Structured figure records
* * *
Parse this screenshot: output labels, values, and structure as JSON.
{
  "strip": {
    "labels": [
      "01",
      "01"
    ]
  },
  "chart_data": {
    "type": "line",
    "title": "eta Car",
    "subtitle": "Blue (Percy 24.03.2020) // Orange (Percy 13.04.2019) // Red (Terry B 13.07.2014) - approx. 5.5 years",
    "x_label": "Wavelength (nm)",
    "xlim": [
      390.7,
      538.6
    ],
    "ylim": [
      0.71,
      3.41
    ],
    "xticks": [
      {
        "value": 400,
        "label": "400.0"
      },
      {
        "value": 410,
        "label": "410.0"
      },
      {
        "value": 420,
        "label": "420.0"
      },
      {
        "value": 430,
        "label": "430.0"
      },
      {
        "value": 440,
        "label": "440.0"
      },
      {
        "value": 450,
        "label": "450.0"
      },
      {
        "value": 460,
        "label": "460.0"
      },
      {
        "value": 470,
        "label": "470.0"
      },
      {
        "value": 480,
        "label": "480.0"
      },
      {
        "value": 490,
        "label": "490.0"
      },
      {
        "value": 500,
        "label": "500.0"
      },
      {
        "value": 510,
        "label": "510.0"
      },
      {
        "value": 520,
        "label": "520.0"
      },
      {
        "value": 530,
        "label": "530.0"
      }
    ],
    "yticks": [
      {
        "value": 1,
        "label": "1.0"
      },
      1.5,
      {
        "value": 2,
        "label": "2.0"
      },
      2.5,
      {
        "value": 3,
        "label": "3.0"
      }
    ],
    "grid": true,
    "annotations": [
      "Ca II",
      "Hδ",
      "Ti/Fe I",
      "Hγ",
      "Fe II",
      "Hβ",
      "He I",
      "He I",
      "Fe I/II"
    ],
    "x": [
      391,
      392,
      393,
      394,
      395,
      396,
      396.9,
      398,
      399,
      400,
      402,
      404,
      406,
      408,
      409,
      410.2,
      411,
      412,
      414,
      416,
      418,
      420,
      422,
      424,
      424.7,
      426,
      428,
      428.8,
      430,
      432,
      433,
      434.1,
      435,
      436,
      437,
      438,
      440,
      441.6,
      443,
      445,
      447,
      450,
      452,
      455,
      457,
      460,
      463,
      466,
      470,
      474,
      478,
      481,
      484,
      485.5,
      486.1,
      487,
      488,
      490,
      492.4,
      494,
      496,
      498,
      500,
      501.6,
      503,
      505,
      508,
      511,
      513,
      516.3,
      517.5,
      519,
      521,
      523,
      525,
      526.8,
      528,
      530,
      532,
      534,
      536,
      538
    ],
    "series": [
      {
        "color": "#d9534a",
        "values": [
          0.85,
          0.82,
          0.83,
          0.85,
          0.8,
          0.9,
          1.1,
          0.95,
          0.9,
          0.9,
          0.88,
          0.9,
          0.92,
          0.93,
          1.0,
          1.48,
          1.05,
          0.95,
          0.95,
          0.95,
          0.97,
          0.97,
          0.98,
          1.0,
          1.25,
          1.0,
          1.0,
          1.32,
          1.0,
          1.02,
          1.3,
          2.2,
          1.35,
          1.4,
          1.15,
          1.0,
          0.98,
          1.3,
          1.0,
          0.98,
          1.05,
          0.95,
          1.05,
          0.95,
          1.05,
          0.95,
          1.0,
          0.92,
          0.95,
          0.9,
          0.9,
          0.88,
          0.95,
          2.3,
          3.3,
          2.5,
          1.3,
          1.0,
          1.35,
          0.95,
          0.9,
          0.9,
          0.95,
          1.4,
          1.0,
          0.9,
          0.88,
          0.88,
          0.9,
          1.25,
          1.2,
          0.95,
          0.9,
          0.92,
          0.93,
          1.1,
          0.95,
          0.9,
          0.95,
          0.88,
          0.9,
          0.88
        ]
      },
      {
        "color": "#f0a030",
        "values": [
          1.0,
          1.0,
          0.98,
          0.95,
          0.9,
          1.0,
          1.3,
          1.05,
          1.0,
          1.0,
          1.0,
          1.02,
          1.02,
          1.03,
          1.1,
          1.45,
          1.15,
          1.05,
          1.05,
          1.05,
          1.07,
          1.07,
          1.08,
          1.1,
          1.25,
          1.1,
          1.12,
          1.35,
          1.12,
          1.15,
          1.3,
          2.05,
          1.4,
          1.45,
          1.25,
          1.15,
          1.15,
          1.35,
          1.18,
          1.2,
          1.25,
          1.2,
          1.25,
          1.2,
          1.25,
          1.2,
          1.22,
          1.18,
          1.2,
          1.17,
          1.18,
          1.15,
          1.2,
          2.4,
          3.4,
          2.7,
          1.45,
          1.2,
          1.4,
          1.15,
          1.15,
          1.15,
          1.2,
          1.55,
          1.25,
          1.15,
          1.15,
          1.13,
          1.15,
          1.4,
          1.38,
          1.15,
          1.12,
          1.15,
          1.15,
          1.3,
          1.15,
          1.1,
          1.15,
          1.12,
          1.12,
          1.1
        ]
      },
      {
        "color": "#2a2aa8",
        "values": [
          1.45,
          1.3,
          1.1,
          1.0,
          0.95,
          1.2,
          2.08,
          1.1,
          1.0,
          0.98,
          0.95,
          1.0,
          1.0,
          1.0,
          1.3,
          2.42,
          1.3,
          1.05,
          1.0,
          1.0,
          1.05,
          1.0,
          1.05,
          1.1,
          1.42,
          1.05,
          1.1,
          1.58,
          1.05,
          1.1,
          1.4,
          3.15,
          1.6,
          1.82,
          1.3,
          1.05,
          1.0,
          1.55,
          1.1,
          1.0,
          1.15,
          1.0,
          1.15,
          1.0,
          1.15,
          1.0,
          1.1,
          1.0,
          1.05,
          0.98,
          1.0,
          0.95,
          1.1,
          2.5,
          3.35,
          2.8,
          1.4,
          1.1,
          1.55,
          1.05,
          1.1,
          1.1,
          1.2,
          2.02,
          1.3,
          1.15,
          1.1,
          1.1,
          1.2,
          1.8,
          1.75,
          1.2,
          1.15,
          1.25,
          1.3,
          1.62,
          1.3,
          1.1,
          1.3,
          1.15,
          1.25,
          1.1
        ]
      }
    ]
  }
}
* * *
WHAT NEEDS TO BE DONE: Write out the data exactly as it stands.

SOLUTION FOR THIS EXERCISE:
Parse this screenshot: output labels, values, and structure as JSON.
{
  "strip": {
    "labels": [
      "01",
      "01"
    ]
  },
  "chart_data": {
    "type": "line",
    "title": "eta Car",
    "subtitle": "Blue (Percy 24.03.2020) // Orange (Percy 13.04.2019) // Red (Terry B 13.07.2014) - approx. 5.5 years",
    "x_label": "Wavelength (nm)",
    "xlim": [
      390.7,
      538.6
    ],
    "ylim": [
      0.71,
      3.41
    ],
    "xticks": [
      {
        "value": 400,
        "label": "400.0"
      },
      {
        "value": 410,
        "label": "410.0"
      },
      {
        "value": 420,
        "label": "420.0"
      },
      {
        "value": 430,
        "label": "430.0"
      },
      {
        "value": 440,
        "label": "440.0"
      },
      {
        "value": 450,
        "label": "450.0"
      },
      {
        "value": 460,
        "label": "460.0"
      },
      {
        "value": 470,
        "label": "470.0"
      },
      {
        "value": 480,
        "label": "480.0"
      },
      {
        "value": 490,
        "label": "490.0"
      },
      {
        "value": 500,
        "label": "500.0"
      },
      {
        "value": 510,
        "label": "510.0"
      },
      {
        "value": 520,
        "label": "520.0"
      },
      {
        "value": 530,
        "label": "530.0"
      }
    ],
    "yticks": [
      {
        "value": 1,
        "label": "1.0"
      },
      1.5,
      {
        "value": 2,
        "label": "2.0"
      },
      2.5,
      {
        "value": 3,
        "label": "3.0"
      }
    ],
    "grid": true,
    "annotations": [
      "Ca II",
      "Hδ",
      "Ti/Fe I",
      "Hγ",
      "Fe II",
      "Hβ",
      "He I",
      "He I",
      "Fe I/II"
    ],
    "x": [
      391,
      392,
      393,
      394,
      395,
      396,
      396.9,
      398,
      399,
      400,
      402,
      404,
      406,
      408,
      409,
      410.2,
      411,
      412,
      414,
      416,
      418,
      420,
      422,
      424,
      424.7,
      426,
      428,
      428.8,
      430,
      432,
      433,
      434.1,
      435,
      436,
      437,
      438,
      440,
      441.6,
      443,
      445,
      447,
      450,
      452,
      455,
      457,
      460,
      463,
      466,
      470,
      474,
      478,
      481,
      484,
      485.5,
      486.1,
      487,
      488,
      490,
      492.4,
      494,
      496,
      498,
      500,
      501.6,
      503,
      505,
      508,
      511,
      513,
      516.3,
      517.5,
      519,
      521,
      523,
      525,
      526.8,
      528,
      530,
      532,
      534,
      536,
      538
    ],
    "series": [
      {
        "color": "#d9534a",
        "values": [
          0.85,
          0.82,
          0.83,
          0.85,
          0.8,
          0.9,
          1.1,
          0.95,
          0.9,
          0.9,
          0.88,
          0.9,
          0.92,
          0.93,
          1.0,
          1.48,
          1.05,
          0.95,
          0.95,
          0.95,
          0.97,
          0.97,
          0.98,
          1.0,
          1.25,
          1.0,
          1.0,
          1.32,
          1.0,
          1.02,
          1.3,
          2.2,
          1.35,
          1.4,
          1.15,
          1.0,
          0.98,
          1.3,
          1.0,
          0.98,
          1.05,
          0.95,
          1.05,
          0.95,
          1.05,
          0.95,
          1.0,
          0.92,
          0.95,
          0.9,
          0.9,
          0.88,
          0.95,
          2.3,
          3.3,
          2.5,
          1.3,
          1.0,
          1.35,
          0.95,
          0.9,
          0.9,
          0.95,
          1.4,
          1.0,
          0.9,
          0.88,
          0.88,
          0.9,
          1.25,
          1.2,
          0.95,
          0.9,
          0.92,
          0.93,
          1.1,
          0.95,
          0.9,
          0.95,
          0.88,
          0.9,
          0.88
        ]
      },
      {
        "color": "#f0a030",
        "values": [
          1.0,
          1.0,
          0.98,
          0.95,
          0.9,
          1.0,
          1.3,
          1.05,
          1.0,
          1.0,
          1.0,
          1.02,
          1.02,
          1.03,
          1.1,
          1.45,
          1.15,
          1.05,
          1.05,
          1.05,
          1.07,
          1.07,
          1.08,
          1.1,
          1.25,
          1.1,
          1.12,
          1.35,
          1.12,
          1.15,
          1.3,
          2.05,
          1.4,
          1.45,
          1.25,
          1.15,
          1.15,
          1.35,
          1.18,
          1.2,
          1.25,
          1.2,
          1.25,
          1.2,
          1.25,
          1.2,
          1.22,
          1.18,
          1.2,
          1.17,
          1.18,
          1.15,
          1.2,
          2.4,
          3.4,
          2.7,
          1.45,
          1.2,
          1.4,
          1.15,
          1.15,
          1.15,
          1.2,
          1.55,
          1.25,
          1.15,
          1.15,
          1.13,
          1.15,
          1.4,
          1.38,
          1.15,
          1.12,
          1.15,
          1.15,
          1.3,
          1.15,
          1.1,
          1.15,
          1.12,
          1.12,
          1.1
        ]
      },
      {
        "color": "#2a2aa8",
        "values": [
          1.45,
          1.3,
          1.1,
          1.0,
          0.95,
          1.2,
          2.08,
          1.1,
          1.0,
          0.98,
          0.95,
          1.0,
          1.0,
          1.0,
          1.3,
          2.42,
          1.3,
          1.05,
          1.0,
          1.0,
          1.05,
          1.0,
          1.05,
          1.1,
          1.42,
          1.05,
          1.1,
          1.58,
          1.05,
          1.1,
          1.4,
          3.15,
          1.6,
          1.82,
          1.3,
          1.05,
          1.0,
          1.55,
          1.1,
          1.0,
          1.15,
          1.0,
          1.15,
          1.0,
          1.15,
          1.0,
          1.1,
          1.0,
          1.05,
          0.98,
          1.0,
          0.95,
          1.1,
          2.5,
          3.35,
          2.8,
          1.4,
          1.1,
          1.55,
          1.05,
          1.1,
          1.1,
          1.2,
          2.02,
          1.3,
          1.15,
          1.1,
          1.1,
          1.2,
          1.8,
          1.75,
          1.2,
          1.15,
          1.25,
          1.3,
          1.62,
          1.3,
          1.1,
          1.3,
          1.15,
          1.25,
          1.1
        ]
      }
    ]
  }
}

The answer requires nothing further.